Aim
Find the word "инновационной" in the listing; pull out each line holding it.

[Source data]
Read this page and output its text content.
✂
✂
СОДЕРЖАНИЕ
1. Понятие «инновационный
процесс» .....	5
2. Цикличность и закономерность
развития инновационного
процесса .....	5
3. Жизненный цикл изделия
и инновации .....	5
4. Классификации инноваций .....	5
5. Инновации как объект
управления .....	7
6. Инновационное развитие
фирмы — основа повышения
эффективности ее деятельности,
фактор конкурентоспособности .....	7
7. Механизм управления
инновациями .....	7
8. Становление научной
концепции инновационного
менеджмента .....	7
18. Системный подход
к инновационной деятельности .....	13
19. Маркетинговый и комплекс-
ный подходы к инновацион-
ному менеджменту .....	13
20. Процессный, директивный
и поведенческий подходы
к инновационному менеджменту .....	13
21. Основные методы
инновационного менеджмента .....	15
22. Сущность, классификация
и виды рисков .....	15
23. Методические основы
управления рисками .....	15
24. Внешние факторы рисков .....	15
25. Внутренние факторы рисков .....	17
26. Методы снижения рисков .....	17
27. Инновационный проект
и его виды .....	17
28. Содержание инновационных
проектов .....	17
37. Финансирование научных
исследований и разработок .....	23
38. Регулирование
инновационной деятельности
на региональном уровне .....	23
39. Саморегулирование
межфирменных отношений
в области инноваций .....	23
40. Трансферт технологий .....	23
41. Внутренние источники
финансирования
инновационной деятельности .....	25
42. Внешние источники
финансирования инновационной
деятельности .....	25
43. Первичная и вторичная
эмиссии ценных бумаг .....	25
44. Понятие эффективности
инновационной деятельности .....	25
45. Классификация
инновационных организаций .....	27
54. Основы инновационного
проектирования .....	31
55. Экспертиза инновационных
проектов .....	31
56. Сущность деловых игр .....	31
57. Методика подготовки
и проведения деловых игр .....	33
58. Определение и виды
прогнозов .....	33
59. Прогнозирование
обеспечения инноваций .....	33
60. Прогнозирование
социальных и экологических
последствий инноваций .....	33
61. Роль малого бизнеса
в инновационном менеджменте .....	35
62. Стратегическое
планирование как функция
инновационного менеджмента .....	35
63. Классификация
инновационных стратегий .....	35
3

Response
к инновационной деятельности .....	13
инновационной деятельности
инновационной деятельности .....	25
финансирования инновационной
инновационной деятельности .....	25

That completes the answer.